Single out each line with the word "true" and copy it.

━━━ RAW RECORDS

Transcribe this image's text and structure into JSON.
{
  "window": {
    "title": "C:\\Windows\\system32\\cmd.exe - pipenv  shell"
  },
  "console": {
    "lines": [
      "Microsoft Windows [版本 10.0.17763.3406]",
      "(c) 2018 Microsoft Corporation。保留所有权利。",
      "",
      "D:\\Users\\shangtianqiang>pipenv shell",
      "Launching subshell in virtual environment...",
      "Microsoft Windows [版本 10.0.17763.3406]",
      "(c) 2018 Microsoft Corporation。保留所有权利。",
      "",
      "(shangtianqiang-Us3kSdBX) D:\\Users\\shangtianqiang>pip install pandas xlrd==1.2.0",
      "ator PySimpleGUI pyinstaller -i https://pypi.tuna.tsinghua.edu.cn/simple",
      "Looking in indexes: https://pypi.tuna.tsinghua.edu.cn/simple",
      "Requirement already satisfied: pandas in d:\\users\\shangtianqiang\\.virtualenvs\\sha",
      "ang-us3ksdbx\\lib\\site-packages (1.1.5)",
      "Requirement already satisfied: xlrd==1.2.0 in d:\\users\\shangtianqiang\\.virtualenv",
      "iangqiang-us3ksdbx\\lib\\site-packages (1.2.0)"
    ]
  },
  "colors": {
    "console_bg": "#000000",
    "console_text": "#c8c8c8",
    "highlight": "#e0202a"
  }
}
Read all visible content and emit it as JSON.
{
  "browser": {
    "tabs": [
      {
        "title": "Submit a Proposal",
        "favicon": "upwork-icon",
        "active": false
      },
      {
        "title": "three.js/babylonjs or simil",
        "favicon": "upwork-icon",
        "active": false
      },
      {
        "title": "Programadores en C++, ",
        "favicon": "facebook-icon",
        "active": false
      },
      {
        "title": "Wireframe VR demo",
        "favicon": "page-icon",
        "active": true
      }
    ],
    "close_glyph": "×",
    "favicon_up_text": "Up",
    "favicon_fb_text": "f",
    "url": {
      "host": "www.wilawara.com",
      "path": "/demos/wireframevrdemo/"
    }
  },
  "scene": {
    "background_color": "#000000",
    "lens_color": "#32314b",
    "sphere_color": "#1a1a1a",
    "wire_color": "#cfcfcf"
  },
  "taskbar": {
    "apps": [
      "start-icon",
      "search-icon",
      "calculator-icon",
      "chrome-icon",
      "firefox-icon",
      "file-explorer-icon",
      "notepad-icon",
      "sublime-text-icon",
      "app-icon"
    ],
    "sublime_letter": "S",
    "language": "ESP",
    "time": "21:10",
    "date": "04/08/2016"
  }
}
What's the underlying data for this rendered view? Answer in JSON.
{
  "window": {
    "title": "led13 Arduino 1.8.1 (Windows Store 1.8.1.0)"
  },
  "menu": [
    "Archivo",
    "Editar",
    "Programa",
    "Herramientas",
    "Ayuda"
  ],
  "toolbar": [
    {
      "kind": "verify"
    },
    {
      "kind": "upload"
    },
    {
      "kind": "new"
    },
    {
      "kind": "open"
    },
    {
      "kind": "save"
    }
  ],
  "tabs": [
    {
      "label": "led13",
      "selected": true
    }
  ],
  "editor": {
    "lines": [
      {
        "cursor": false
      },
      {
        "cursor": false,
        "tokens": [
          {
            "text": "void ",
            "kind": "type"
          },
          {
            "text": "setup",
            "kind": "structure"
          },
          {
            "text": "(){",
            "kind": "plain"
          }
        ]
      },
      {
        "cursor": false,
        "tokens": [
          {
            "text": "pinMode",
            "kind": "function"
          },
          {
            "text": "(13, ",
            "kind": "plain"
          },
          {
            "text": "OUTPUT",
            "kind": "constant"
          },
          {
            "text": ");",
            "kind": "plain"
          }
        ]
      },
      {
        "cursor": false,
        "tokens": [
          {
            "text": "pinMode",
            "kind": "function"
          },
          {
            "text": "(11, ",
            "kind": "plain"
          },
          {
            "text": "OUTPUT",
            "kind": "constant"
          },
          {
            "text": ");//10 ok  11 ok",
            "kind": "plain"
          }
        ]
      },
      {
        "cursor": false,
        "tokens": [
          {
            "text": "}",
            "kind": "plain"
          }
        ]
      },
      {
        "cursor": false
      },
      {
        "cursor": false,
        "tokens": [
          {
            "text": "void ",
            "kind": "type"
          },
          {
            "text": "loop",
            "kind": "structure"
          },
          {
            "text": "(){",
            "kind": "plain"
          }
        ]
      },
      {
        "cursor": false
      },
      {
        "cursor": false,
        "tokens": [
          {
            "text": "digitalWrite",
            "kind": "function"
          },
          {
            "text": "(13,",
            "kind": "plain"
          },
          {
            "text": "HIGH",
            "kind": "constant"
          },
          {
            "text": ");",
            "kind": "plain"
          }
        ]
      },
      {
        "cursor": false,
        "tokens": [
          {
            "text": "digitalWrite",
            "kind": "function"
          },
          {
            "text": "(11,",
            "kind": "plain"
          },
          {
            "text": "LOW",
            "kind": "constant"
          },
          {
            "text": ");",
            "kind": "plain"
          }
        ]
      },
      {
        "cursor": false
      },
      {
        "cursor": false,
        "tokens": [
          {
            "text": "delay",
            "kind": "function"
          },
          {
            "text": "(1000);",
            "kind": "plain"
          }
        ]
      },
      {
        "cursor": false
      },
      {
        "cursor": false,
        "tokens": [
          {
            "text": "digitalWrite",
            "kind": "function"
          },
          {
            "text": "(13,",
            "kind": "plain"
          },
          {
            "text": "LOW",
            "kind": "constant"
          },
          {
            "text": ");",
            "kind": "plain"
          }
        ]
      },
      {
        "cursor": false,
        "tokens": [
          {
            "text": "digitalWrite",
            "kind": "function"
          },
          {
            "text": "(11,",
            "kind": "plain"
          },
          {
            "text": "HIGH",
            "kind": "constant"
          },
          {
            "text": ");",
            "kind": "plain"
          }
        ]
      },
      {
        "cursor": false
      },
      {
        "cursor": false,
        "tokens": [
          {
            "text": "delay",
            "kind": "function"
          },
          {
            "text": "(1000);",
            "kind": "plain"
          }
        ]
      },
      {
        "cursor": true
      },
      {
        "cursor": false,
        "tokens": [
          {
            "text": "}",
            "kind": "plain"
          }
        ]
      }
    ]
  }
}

━━━━━━

**CORRECT RESPONSE:**
        "active": true
      "selected": true
        "cursor": true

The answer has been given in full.